■ **Work instructions**
Only lines with the word "nearly" are needed; collect each of them from the listing below.

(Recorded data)
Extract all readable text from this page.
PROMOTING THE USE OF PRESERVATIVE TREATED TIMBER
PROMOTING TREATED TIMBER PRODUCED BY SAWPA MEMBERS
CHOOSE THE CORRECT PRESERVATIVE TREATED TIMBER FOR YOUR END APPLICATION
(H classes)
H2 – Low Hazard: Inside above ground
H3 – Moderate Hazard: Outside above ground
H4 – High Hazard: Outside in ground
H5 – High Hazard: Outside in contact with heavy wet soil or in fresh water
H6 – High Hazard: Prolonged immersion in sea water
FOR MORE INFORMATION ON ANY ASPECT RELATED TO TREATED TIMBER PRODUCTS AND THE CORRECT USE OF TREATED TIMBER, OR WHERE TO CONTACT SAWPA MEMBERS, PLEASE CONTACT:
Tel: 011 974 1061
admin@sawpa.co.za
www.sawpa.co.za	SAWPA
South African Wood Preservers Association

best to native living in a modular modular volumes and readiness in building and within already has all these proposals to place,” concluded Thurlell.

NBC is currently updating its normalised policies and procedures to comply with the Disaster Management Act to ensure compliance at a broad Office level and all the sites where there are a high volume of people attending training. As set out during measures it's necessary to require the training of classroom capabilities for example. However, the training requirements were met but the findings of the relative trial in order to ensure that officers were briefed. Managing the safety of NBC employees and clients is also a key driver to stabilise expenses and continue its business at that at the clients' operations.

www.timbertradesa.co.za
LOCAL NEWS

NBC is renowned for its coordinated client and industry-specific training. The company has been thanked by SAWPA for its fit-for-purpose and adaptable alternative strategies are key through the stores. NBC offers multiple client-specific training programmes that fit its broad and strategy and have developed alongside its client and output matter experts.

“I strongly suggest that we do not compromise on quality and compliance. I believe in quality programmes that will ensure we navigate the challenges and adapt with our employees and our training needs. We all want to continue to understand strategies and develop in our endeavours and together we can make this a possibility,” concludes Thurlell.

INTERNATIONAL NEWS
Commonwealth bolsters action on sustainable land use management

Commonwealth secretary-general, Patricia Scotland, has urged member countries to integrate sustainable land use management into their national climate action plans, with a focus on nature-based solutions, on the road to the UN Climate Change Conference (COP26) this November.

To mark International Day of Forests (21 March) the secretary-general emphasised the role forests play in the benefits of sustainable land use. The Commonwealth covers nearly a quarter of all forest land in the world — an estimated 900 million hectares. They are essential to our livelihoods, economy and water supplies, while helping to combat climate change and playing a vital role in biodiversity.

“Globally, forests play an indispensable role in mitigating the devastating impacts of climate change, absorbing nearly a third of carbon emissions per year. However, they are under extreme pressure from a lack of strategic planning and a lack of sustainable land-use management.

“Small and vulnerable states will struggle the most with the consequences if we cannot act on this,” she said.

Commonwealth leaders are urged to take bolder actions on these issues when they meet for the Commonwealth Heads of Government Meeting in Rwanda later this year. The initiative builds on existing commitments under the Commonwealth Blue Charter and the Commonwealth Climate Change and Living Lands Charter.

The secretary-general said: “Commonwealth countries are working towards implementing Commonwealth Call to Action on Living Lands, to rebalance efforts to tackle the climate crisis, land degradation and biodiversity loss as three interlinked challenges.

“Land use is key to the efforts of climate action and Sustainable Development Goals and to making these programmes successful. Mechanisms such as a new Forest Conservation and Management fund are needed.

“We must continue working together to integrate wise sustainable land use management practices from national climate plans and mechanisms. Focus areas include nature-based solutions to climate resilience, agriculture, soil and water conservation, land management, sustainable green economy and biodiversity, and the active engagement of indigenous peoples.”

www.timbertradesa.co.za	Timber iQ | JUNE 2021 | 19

==

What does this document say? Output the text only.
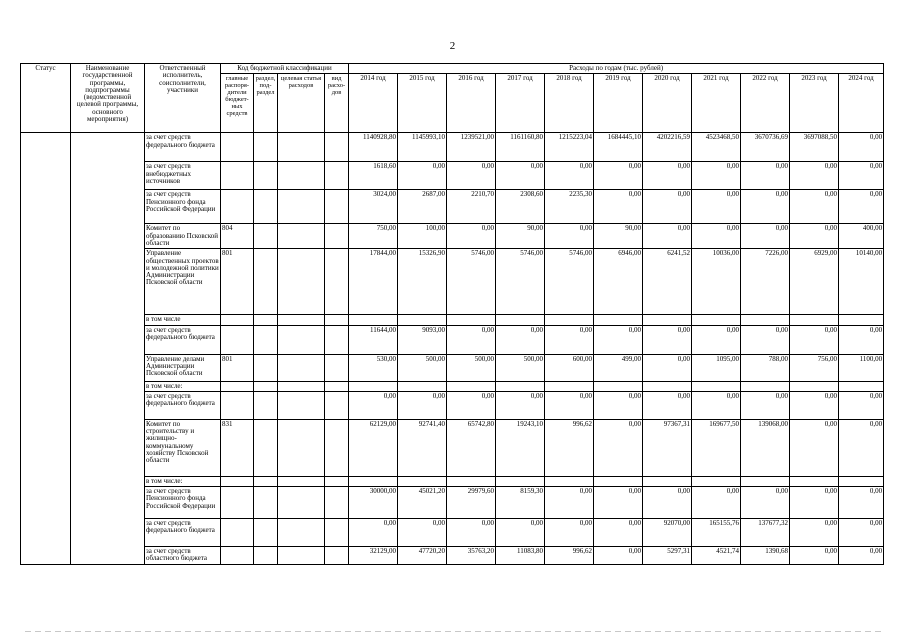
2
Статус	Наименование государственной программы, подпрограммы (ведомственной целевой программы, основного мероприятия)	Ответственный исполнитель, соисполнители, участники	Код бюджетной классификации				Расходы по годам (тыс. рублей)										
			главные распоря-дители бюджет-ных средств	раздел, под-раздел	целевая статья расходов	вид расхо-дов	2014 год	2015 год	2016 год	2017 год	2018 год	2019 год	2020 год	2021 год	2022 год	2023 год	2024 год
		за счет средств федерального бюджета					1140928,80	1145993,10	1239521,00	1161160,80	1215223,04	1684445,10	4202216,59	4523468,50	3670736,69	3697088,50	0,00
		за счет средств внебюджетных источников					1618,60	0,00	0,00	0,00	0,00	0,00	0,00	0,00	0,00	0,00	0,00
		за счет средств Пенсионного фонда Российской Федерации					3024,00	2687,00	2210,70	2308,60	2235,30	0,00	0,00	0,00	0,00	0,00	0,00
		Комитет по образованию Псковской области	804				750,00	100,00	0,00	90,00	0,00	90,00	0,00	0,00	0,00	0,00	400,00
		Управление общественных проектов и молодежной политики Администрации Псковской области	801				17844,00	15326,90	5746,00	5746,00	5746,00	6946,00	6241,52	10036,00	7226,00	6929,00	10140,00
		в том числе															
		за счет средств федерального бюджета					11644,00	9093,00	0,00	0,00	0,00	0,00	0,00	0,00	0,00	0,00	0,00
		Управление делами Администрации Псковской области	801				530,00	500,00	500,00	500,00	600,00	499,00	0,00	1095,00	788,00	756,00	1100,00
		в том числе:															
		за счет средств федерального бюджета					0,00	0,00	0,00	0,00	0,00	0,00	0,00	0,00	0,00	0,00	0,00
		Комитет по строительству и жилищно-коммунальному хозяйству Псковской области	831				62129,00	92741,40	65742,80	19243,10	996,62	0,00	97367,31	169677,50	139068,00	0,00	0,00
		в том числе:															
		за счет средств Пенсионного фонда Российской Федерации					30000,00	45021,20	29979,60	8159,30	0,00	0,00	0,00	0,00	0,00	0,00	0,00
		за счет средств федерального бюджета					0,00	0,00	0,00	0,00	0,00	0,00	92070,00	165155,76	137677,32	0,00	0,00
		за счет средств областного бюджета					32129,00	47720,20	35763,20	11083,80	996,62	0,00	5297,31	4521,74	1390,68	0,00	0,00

■ **Answer for the task**
To mark International Day of Forests (21 March) the secretary-general emphasised the role forests play in the benefits of sustainable land use. The Commonwealth covers nearly a quarter of all forest land in the world — an estimated 900 million hectares. They are essential to our livelihoods, economy and water supplies, while helping to combat climate change and playing a vital role in biodiversity.
“Globally, forests play an indispensable role in mitigating the devastating impacts of climate change, absorbing nearly a third of carbon emissions per year. However, they are under extreme pressure from a lack of strategic planning and a lack of sustainable land-use management.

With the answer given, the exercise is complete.